◆ WRITTEN REQUEST ◆
From the entries that follow, list every line in which the string "File" appears.

◆ EXTRACTED MATERIAL ◆

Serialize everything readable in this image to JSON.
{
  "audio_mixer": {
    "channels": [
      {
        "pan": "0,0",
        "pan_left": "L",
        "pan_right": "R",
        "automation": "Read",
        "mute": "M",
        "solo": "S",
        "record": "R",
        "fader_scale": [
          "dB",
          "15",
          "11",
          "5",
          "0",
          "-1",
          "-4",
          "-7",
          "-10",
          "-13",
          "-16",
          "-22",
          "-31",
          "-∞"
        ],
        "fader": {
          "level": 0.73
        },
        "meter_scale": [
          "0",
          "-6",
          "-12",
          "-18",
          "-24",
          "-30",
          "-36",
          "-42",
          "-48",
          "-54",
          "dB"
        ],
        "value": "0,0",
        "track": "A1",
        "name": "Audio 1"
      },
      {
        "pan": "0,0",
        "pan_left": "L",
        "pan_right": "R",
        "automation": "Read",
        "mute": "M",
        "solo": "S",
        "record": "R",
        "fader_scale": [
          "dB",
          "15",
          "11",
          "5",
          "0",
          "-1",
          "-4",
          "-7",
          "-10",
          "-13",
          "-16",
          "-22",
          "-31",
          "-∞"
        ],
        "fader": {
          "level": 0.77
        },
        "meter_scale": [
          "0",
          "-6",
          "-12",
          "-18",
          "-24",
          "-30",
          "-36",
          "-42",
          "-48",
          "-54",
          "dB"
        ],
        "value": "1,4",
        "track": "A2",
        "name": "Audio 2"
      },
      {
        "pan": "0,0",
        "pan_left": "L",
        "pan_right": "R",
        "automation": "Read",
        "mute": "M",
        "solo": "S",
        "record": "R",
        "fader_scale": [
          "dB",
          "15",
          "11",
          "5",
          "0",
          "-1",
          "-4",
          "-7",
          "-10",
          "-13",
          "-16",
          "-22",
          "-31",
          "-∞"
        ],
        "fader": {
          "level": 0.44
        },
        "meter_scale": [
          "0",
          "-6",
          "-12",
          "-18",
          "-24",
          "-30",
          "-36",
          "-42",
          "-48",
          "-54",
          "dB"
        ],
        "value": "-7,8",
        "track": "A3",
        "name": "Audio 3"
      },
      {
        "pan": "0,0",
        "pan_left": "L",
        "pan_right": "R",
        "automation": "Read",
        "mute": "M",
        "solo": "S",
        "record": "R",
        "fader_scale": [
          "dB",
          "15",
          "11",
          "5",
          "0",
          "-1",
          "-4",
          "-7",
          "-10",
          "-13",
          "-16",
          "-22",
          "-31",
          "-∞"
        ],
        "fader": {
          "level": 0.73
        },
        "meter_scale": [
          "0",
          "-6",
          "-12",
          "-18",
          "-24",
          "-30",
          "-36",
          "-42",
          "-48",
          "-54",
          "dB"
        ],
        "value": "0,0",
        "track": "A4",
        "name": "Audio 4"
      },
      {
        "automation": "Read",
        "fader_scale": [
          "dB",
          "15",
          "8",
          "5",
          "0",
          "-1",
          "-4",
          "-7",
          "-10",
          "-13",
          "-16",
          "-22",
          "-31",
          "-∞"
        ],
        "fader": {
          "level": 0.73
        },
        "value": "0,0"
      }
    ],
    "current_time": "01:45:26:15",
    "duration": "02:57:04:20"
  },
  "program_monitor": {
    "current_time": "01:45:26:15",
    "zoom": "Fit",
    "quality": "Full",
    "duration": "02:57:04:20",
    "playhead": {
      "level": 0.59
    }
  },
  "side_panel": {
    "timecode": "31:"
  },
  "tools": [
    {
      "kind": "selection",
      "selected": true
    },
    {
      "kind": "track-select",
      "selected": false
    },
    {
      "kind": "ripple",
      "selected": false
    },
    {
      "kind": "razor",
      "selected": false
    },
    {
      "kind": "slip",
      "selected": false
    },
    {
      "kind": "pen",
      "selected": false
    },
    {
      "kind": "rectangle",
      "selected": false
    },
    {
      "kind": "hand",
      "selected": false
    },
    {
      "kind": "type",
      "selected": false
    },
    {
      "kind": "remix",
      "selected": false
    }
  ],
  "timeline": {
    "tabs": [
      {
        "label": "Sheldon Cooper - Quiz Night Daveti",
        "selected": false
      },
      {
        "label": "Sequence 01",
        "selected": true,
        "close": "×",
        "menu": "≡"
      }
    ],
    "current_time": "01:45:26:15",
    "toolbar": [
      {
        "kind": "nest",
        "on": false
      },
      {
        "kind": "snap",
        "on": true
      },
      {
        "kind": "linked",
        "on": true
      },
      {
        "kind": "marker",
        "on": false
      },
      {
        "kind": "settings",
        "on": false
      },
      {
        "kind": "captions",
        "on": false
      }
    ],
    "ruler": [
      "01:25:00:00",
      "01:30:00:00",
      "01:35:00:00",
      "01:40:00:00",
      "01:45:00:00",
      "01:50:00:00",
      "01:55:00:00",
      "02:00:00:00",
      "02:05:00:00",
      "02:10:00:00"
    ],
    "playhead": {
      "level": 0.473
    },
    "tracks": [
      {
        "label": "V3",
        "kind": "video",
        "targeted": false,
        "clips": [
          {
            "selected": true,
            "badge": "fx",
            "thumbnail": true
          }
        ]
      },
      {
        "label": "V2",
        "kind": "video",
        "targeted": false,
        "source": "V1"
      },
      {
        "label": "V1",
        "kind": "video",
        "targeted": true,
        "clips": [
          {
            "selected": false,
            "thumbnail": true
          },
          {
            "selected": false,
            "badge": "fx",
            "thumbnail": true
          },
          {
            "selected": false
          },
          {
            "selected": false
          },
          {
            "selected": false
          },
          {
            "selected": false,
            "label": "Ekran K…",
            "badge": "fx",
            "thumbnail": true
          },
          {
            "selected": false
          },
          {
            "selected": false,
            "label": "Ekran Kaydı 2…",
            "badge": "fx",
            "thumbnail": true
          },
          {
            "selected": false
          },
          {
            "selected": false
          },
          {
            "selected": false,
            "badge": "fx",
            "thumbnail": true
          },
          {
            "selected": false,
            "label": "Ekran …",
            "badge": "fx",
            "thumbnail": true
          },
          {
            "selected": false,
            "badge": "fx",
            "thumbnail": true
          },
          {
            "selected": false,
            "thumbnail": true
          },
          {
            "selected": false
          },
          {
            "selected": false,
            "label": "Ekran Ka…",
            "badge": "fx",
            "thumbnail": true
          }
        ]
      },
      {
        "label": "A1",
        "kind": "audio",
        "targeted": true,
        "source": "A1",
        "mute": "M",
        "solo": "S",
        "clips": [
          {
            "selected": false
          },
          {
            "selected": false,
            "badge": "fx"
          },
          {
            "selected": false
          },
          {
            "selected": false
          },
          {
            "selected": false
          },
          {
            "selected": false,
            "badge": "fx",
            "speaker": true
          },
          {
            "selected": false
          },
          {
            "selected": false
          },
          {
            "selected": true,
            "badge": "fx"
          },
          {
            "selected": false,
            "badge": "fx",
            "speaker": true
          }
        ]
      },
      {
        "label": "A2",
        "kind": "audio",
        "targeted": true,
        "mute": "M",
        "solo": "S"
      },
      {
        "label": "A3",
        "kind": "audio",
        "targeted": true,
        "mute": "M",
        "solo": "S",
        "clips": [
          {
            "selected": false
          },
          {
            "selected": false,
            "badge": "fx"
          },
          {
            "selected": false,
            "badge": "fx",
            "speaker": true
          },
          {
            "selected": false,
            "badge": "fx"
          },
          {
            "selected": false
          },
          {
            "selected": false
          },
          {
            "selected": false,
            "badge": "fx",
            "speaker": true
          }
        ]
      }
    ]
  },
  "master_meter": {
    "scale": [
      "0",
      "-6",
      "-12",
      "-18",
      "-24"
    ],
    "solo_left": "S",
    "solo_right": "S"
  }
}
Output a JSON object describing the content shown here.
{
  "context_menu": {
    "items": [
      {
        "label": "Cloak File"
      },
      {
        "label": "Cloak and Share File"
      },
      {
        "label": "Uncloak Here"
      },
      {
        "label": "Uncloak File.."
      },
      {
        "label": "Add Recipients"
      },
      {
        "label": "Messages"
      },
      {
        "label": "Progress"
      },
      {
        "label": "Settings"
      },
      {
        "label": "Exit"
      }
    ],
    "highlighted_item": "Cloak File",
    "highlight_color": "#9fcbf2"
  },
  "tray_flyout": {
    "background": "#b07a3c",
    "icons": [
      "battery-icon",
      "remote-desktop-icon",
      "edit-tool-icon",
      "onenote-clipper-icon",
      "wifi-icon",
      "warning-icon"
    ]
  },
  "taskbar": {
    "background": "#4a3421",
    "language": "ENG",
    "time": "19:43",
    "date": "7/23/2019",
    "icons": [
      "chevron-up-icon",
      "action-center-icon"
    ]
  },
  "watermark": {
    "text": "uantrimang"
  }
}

◆ REPLY ◆
        "label": "Cloak File"
        "label": "Cloak and Share File"
        "label": "Uncloak File.."
    "highlighted_item": "Cloak File",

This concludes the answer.